• Directions
Copy the material from its first line through the line containing "word: сравни <box>761 875 907 917</box>", switching "heart-icon" to "heart-symbol" and leaving everything else unchanged.

%%

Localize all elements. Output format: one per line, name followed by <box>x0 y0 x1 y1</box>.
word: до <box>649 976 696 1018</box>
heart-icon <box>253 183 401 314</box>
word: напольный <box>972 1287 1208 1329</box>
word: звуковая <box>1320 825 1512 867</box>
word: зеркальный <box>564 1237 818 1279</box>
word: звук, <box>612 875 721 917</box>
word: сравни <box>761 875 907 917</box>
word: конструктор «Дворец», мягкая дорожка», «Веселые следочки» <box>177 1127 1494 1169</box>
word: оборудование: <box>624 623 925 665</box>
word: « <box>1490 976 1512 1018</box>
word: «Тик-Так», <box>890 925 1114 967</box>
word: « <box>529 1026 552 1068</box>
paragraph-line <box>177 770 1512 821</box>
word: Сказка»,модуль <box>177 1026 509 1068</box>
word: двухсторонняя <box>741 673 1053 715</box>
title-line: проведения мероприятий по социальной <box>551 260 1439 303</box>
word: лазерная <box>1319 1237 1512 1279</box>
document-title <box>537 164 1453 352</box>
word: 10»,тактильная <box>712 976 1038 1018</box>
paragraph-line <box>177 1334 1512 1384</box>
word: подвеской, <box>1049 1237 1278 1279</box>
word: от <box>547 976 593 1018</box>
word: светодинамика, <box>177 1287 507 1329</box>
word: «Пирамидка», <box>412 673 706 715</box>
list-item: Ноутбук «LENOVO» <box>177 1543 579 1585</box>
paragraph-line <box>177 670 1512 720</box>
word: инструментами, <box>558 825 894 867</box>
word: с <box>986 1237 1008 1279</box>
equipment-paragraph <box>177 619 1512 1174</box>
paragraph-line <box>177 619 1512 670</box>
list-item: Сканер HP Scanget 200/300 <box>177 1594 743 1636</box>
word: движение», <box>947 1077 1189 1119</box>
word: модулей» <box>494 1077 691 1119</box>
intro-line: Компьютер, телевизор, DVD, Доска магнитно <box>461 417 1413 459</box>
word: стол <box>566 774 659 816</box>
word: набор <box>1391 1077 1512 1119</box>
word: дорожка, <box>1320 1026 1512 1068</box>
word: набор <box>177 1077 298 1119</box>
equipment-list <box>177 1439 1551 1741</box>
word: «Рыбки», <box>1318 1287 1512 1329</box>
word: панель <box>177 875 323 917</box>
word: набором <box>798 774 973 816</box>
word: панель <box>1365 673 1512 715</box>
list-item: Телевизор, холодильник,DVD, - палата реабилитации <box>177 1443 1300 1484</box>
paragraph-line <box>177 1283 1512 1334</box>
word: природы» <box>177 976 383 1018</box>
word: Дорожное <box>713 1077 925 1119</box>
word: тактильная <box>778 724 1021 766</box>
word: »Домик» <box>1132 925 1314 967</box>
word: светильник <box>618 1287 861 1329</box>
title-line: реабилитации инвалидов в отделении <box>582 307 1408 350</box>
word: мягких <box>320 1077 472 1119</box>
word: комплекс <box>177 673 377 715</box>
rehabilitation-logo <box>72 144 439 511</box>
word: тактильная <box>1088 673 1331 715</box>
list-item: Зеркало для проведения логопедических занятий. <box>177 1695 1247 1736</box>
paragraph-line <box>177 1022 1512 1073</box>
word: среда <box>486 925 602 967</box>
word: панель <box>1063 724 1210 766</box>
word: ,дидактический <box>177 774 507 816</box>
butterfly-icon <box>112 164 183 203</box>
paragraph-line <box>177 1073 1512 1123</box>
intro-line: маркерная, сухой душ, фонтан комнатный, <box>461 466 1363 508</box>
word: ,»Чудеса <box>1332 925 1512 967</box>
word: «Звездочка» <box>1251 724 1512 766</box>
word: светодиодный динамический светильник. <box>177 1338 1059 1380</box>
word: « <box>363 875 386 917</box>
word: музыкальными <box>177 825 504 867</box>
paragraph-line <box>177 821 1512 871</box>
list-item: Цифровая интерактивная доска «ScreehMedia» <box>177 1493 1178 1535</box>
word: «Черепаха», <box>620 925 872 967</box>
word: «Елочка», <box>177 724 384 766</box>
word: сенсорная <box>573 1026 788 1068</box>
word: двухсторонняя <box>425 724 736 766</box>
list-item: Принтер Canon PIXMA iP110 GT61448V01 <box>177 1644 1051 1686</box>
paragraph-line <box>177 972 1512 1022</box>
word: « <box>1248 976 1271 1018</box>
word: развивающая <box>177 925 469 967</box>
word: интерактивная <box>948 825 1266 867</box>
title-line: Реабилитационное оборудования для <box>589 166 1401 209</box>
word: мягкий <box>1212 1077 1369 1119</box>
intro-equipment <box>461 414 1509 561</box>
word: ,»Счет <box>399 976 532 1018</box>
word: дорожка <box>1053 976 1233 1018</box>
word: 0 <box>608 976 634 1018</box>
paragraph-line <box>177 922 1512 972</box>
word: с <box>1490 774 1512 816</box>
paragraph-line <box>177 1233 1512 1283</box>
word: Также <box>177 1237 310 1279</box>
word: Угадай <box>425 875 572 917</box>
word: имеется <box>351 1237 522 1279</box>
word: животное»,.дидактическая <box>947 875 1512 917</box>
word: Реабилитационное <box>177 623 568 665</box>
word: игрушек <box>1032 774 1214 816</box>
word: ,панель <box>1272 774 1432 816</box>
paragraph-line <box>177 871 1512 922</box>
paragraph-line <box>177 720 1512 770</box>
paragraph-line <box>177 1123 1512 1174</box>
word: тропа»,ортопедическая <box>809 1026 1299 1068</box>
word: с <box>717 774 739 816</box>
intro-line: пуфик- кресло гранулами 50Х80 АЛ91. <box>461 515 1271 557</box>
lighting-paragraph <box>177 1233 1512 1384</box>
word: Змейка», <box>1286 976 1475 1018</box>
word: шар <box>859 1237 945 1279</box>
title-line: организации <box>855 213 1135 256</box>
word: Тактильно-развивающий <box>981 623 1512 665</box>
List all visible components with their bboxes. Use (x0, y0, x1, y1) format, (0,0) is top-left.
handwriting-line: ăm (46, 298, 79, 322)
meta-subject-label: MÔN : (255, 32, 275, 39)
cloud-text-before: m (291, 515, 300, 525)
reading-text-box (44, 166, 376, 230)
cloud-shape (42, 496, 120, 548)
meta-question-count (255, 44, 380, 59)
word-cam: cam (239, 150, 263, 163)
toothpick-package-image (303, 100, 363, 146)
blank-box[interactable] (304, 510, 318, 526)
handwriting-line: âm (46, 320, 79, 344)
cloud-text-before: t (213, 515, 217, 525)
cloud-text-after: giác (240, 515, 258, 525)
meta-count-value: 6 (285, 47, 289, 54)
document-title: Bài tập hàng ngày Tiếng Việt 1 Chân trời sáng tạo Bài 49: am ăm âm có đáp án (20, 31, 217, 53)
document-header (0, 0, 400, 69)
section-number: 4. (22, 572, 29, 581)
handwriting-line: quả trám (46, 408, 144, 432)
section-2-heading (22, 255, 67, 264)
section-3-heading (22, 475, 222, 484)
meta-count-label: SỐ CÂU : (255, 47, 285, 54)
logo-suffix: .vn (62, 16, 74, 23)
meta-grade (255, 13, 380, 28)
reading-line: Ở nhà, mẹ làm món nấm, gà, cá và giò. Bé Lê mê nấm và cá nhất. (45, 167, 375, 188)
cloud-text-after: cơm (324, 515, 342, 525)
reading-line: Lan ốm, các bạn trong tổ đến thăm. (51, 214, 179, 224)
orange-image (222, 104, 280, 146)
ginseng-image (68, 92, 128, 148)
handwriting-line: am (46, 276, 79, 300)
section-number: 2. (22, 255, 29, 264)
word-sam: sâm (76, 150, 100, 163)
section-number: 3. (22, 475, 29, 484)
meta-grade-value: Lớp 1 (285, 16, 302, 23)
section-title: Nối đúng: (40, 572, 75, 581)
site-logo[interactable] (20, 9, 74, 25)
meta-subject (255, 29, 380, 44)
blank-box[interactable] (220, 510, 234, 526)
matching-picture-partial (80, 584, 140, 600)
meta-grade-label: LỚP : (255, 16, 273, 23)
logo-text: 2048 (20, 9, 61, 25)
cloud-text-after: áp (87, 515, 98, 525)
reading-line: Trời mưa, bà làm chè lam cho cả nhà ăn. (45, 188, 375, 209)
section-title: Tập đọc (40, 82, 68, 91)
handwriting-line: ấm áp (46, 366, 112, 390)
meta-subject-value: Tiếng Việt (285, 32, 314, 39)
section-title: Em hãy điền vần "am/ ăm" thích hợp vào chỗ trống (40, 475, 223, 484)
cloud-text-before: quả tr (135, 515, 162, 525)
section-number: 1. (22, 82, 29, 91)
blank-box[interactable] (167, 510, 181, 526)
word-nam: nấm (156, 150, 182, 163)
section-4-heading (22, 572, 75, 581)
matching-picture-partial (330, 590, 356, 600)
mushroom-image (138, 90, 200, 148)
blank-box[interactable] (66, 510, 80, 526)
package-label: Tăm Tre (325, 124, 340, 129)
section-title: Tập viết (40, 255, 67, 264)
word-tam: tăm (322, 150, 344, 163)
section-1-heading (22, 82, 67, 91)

%%

• Complete answer
Localize all elements. Output format: one per line, name followed by <box>x0 y0 x1 y1</box>.
word: до <box>649 976 696 1018</box>
heart-symbol <box>253 183 401 314</box>
word: напольный <box>972 1287 1208 1329</box>
word: звуковая <box>1320 825 1512 867</box>
word: зеркальный <box>564 1237 818 1279</box>
word: звук, <box>612 875 721 917</box>
word: сравни <box>761 875 907 917</box>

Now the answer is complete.